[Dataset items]

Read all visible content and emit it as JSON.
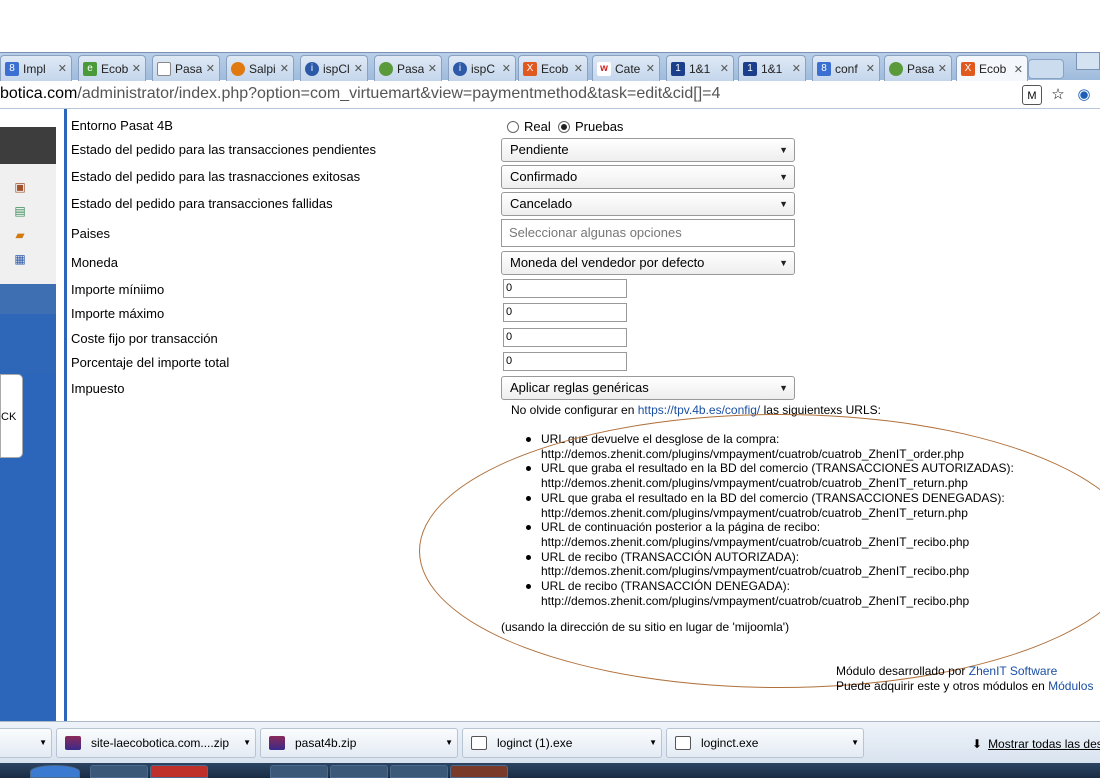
{
  "browser": {
    "tabs": [
      {
        "label": "Impl",
        "icon": "google-icon",
        "color": "#3b6fd1",
        "glyph": "8"
      },
      {
        "label": "Ecob",
        "icon": "eco-icon",
        "color": "#4a9a3a",
        "glyph": "e"
      },
      {
        "label": "Pasa",
        "icon": "page-icon",
        "color": "#999999",
        "glyph": ""
      },
      {
        "label": "Salpi",
        "icon": "fire-icon",
        "color": "#e07a10",
        "glyph": ""
      },
      {
        "label": "ispCl",
        "icon": "isp-icon",
        "color": "#2d5aa8",
        "glyph": "i"
      },
      {
        "label": "Pasa",
        "icon": "leaf-icon",
        "color": "#5a9a3a",
        "glyph": ""
      },
      {
        "label": "ispC",
        "icon": "isp-icon",
        "color": "#2d5aa8",
        "glyph": "i"
      },
      {
        "label": "Ecob",
        "icon": "joomla-icon",
        "color": "#e05a20",
        "glyph": "X"
      },
      {
        "label": "Cate",
        "icon": "w-icon",
        "color": "#d02020",
        "glyph": "w"
      },
      {
        "label": "1&1",
        "icon": "oneandone-icon",
        "color": "#1b3f8a",
        "glyph": "1"
      },
      {
        "label": "1&1",
        "icon": "oneandone-icon",
        "color": "#1b3f8a",
        "glyph": "1"
      },
      {
        "label": "conf",
        "icon": "google-icon",
        "color": "#3b6fd1",
        "glyph": "8"
      },
      {
        "label": "Pasa",
        "icon": "leaf-icon",
        "color": "#5a9a3a",
        "glyph": ""
      },
      {
        "label": "Ecob",
        "icon": "joomla-icon",
        "color": "#e05a20",
        "glyph": "X"
      }
    ],
    "url_host": "botica.com",
    "url_path": "/administrator/index.php?option=com_virtuemart&view=paymentmethod&task=edit&cid[]=4"
  },
  "form": {
    "entorno_label": "Entorno Pasat 4B",
    "entorno_real": "Real",
    "entorno_pruebas": "Pruebas",
    "pendientes_label": "Estado del pedido para las transacciones pendientes",
    "pendientes_value": "Pendiente",
    "exitosas_label": "Estado del pedido para las trasnacciones exitosas",
    "exitosas_value": "Confirmado",
    "fallidas_label": "Estado del pedido para transacciones fallidas",
    "fallidas_value": "Cancelado",
    "paises_label": "Paises",
    "paises_placeholder": "Seleccionar algunas opciones",
    "moneda_label": "Moneda",
    "moneda_value": "Moneda del vendedor por defecto",
    "importe_min_label": "Importe míniimo",
    "importe_min_value": "0",
    "importe_max_label": "Importe máximo",
    "importe_max_value": "0",
    "coste_fijo_label": "Coste fijo por transacción",
    "coste_fijo_value": "0",
    "porcentaje_label": "Porcentaje del importe total",
    "porcentaje_value": "0",
    "impuesto_label": "Impuesto",
    "impuesto_value": "Aplicar reglas genéricas"
  },
  "note": {
    "prefix": "No olvide configurar en ",
    "link": "https://tpv.4b.es/config/",
    "suffix": " las siguientexs URLS:",
    "items": [
      {
        "title": "URL que devuelve el desglose de la compra:",
        "url": "http://demos.zhenit.com/plugins/vmpayment/cuatrob/cuatrob_ZhenIT_order.php"
      },
      {
        "title": "URL que graba el resultado en la BD del comercio (TRANSACCIONES AUTORIZADAS):",
        "url": "http://demos.zhenit.com/plugins/vmpayment/cuatrob/cuatrob_ZhenIT_return.php"
      },
      {
        "title": "URL que graba el resultado en la BD del comercio (TRANSACCIONES DENEGADAS):",
        "url": "http://demos.zhenit.com/plugins/vmpayment/cuatrob/cuatrob_ZhenIT_return.php"
      },
      {
        "title": "URL de continuación posterior a la página de recibo:",
        "url": "http://demos.zhenit.com/plugins/vmpayment/cuatrob/cuatrob_ZhenIT_recibo.php"
      },
      {
        "title": "URL de recibo (TRANSACCIÓN AUTORIZADA):",
        "url": "http://demos.zhenit.com/plugins/vmpayment/cuatrob/cuatrob_ZhenIT_recibo.php"
      },
      {
        "title": "URL de recibo (TRANSACCIÓN DENEGADA):",
        "url": "http://demos.zhenit.com/plugins/vmpayment/cuatrob/cuatrob_ZhenIT_recibo.php"
      }
    ],
    "using": "(usando la dirección de su sitio en lugar de 'mijoomla')"
  },
  "credits": {
    "line1_prefix": "Módulo desarrollado por ",
    "line1_link": "ZhenIT Software",
    "line2_prefix": "Puede adquirir este y otros módulos en ",
    "line2_link": "Módulos"
  },
  "sidebar": {
    "card_text": "CK"
  },
  "downloads": {
    "items": [
      {
        "label": "site-laecobotica.com....zip",
        "icon": "winrar-icon"
      },
      {
        "label": "pasat4b.zip",
        "icon": "winrar-icon"
      },
      {
        "label": "loginct (1).exe",
        "icon": "exe-icon"
      },
      {
        "label": "loginct.exe",
        "icon": "exe-icon"
      }
    ],
    "show_all": "Mostrar todas las des"
  },
  "colors": {
    "accent_blue": "#2b66ba",
    "ellipse": "#b0703a",
    "link": "#1a4fa3"
  }
}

Description of the task » Say how many lines contain "title", and give nothing but that number.

Reply to the task » 6